> [THE EXERCISE]:
Your copy of the material must match it exactly, except that pictures are dropped.

[Stored items from a collection]
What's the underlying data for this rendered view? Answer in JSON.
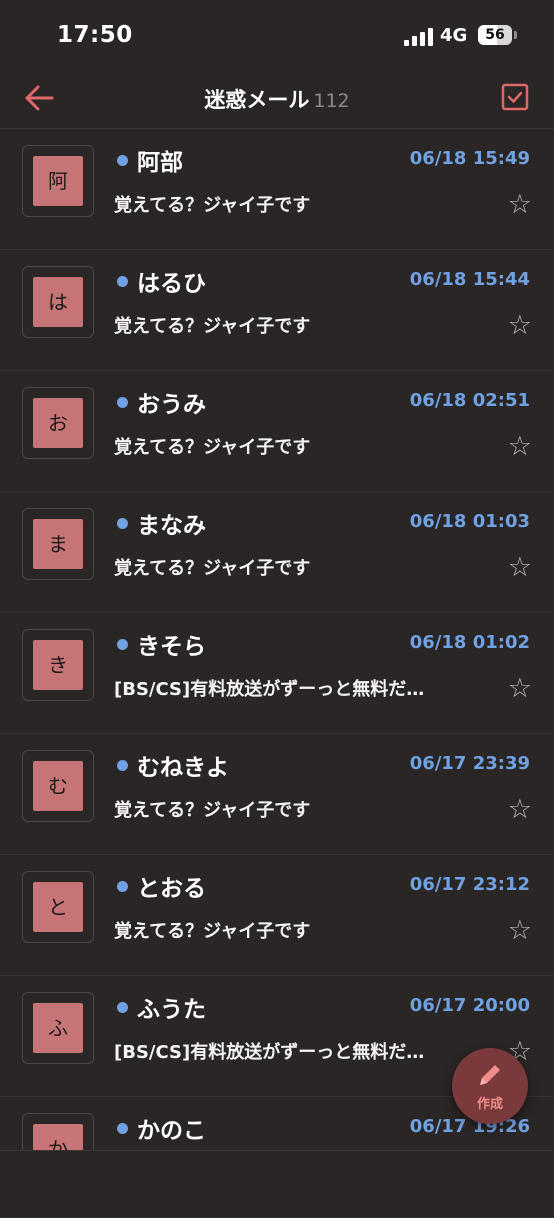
{
  "status_bar": {
    "time": "17:50",
    "network": "4G",
    "battery": "56",
    "battery_level": 0.56
  },
  "header": {
    "back_icon": "arrow-left-icon",
    "title": "迷惑メール",
    "count": "112",
    "select_icon": "checkbox-icon"
  },
  "colors": {
    "accent": "#e0676a",
    "unread": "#70a1e3",
    "avatar": "#c67476",
    "background": "#2a2625"
  },
  "messages": [
    {
      "initial": "阿",
      "sender": "阿部",
      "date": "06/18 15:49",
      "subject": "覚えてる？ジャイ子です"
    },
    {
      "initial": "は",
      "sender": "はるひ",
      "date": "06/18 15:44",
      "subject": "覚えてる？ジャイ子です"
    },
    {
      "initial": "お",
      "sender": "おうみ",
      "date": "06/18 02:51",
      "subject": "覚えてる？ジャイ子です"
    },
    {
      "initial": "ま",
      "sender": "まなみ",
      "date": "06/18 01:03",
      "subject": "覚えてる？ジャイ子です"
    },
    {
      "initial": "き",
      "sender": "きそら",
      "date": "06/18 01:02",
      "subject": "[BS/CS]有料放送がずーっと無料だ…"
    },
    {
      "initial": "む",
      "sender": "むねきよ",
      "date": "06/17 23:39",
      "subject": "覚えてる？ジャイ子です"
    },
    {
      "initial": "と",
      "sender": "とおる",
      "date": "06/17 23:12",
      "subject": "覚えてる？ジャイ子です"
    },
    {
      "initial": "ふ",
      "sender": "ふうた",
      "date": "06/17 20:00",
      "subject": "[BS/CS]有料放送がずーっと無料だ…"
    },
    {
      "initial": "か",
      "sender": "かのこ",
      "date": "06/17 19:26",
      "subject": ""
    }
  ],
  "fab": {
    "icon": "pencil-icon",
    "label": "作成"
  }
}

> [THE RESULT]:
What's the underlying data for this rendered view? Answer in JSON.
{
  "status_bar": {
    "time": "17:50",
    "network": "4G",
    "battery": "56",
    "battery_level": 0.56
  },
  "header": {
    "back_icon": "arrow-left-icon",
    "title": "迷惑メール",
    "count": "112",
    "select_icon": "checkbox-icon"
  },
  "colors": {
    "accent": "#e0676a",
    "unread": "#70a1e3",
    "avatar": "#c67476",
    "background": "#2a2625"
  },
  "messages": [
    {
      "initial": "阿",
      "sender": "阿部",
      "date": "06/18 15:49",
      "subject": "覚えてる？ジャイ子です"
    },
    {
      "initial": "は",
      "sender": "はるひ",
      "date": "06/18 15:44",
      "subject": "覚えてる？ジャイ子です"
    },
    {
      "initial": "お",
      "sender": "おうみ",
      "date": "06/18 02:51",
      "subject": "覚えてる？ジャイ子です"
    },
    {
      "initial": "ま",
      "sender": "まなみ",
      "date": "06/18 01:03",
      "subject": "覚えてる？ジャイ子です"
    },
    {
      "initial": "き",
      "sender": "きそら",
      "date": "06/18 01:02",
      "subject": "[BS/CS]有料放送がずーっと無料だ…"
    },
    {
      "initial": "む",
      "sender": "むねきよ",
      "date": "06/17 23:39",
      "subject": "覚えてる？ジャイ子です"
    },
    {
      "initial": "と",
      "sender": "とおる",
      "date": "06/17 23:12",
      "subject": "覚えてる？ジャイ子です"
    },
    {
      "initial": "ふ",
      "sender": "ふうた",
      "date": "06/17 20:00",
      "subject": "[BS/CS]有料放送がずーっと無料だ…"
    },
    {
      "initial": "か",
      "sender": "かのこ",
      "date": "06/17 19:26",
      "subject": ""
    }
  ],
  "fab": {
    "icon": "pencil-icon",
    "label": "作成"
  }
}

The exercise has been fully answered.